-- PROBLEM DETAILS --
Each line below should be reproduced without any alteration.

>> start MATERIALS PROVIDED

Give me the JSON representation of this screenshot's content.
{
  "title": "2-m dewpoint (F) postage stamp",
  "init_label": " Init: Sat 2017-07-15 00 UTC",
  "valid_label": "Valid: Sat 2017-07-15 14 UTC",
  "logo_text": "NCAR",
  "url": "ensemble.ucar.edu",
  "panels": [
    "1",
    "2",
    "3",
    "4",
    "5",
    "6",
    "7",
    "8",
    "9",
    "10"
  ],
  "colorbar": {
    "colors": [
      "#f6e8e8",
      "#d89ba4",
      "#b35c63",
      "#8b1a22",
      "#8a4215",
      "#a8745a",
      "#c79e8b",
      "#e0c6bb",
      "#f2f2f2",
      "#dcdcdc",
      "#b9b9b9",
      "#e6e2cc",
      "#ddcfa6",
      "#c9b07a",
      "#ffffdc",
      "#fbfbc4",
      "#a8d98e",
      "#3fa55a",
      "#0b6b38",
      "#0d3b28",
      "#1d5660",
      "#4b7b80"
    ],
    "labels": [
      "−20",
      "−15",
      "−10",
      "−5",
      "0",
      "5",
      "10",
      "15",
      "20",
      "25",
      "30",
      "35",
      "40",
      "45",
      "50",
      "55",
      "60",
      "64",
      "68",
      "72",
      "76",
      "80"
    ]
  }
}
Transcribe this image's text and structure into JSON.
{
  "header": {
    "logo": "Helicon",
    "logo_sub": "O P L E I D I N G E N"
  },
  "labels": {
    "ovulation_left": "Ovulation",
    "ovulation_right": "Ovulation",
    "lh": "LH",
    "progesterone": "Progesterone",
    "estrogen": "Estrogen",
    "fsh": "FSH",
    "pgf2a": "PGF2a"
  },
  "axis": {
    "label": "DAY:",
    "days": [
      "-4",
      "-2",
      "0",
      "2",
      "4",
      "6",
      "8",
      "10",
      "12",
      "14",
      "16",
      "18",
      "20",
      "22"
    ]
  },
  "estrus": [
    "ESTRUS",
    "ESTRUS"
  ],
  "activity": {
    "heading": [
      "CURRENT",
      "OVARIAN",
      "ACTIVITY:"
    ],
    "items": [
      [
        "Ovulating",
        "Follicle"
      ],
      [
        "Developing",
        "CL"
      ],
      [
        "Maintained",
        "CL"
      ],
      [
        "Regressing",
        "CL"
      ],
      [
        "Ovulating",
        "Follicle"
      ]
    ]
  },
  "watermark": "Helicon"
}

>> end MATERIALS PROVIDED

-- OUTPUT OF THE TASK --
Give me the JSON representation of this screenshot's content.
{
  "title": "2-m dewpoint (F) postage stamp",
  "init_label": " Init: Sat 2017-07-15 00 UTC",
  "valid_label": "Valid: Sat 2017-07-15 14 UTC",
  "logo_text": "NCAR",
  "url": "ensemble.ucar.edu",
  "panels": [
    "1",
    "2",
    "3",
    "4",
    "5",
    "6",
    "7",
    "8",
    "9",
    "10"
  ],
  "colorbar": {
    "colors": [
      "#f6e8e8",
      "#d89ba4",
      "#b35c63",
      "#8b1a22",
      "#8a4215",
      "#a8745a",
      "#c79e8b",
      "#e0c6bb",
      "#f2f2f2",
      "#dcdcdc",
      "#b9b9b9",
      "#e6e2cc",
      "#ddcfa6",
      "#c9b07a",
      "#ffffdc",
      "#fbfbc4",
      "#a8d98e",
      "#3fa55a",
      "#0b6b38",
      "#0d3b28",
      "#1d5660",
      "#4b7b80"
    ],
    "labels": [
      "−20",
      "−15",
      "−10",
      "−5",
      "0",
      "5",
      "10",
      "15",
      "20",
      "25",
      "30",
      "35",
      "40",
      "45",
      "50",
      "55",
      "60",
      "64",
      "68",
      "72",
      "76",
      "80"
    ]
  }
}
Transcribe this image's text and structure into JSON.
{
  "header": {
    "logo": "Helicon",
    "logo_sub": "O P L E I D I N G E N"
  },
  "labels": {
    "ovulation_left": "Ovulation",
    "ovulation_right": "Ovulation",
    "lh": "LH",
    "progesterone": "Progesterone",
    "estrogen": "Estrogen",
    "fsh": "FSH",
    "pgf2a": "PGF2a"
  },
  "axis": {
    "label": "DAY:",
    "days": [
      "-4",
      "-2",
      "0",
      "2",
      "4",
      "6",
      "8",
      "10",
      "12",
      "14",
      "16",
      "18",
      "20",
      "22"
    ]
  },
  "estrus": [
    "ESTRUS",
    "ESTRUS"
  ],
  "activity": {
    "heading": [
      "CURRENT",
      "OVARIAN",
      "ACTIVITY:"
    ],
    "items": [
      [
        "Ovulating",
        "Follicle"
      ],
      [
        "Developing",
        "CL"
      ],
      [
        "Maintained",
        "CL"
      ],
      [
        "Regressing",
        "CL"
      ],
      [
        "Ovulating",
        "Follicle"
      ]
    ]
  },
  "watermark": "Helicon"
}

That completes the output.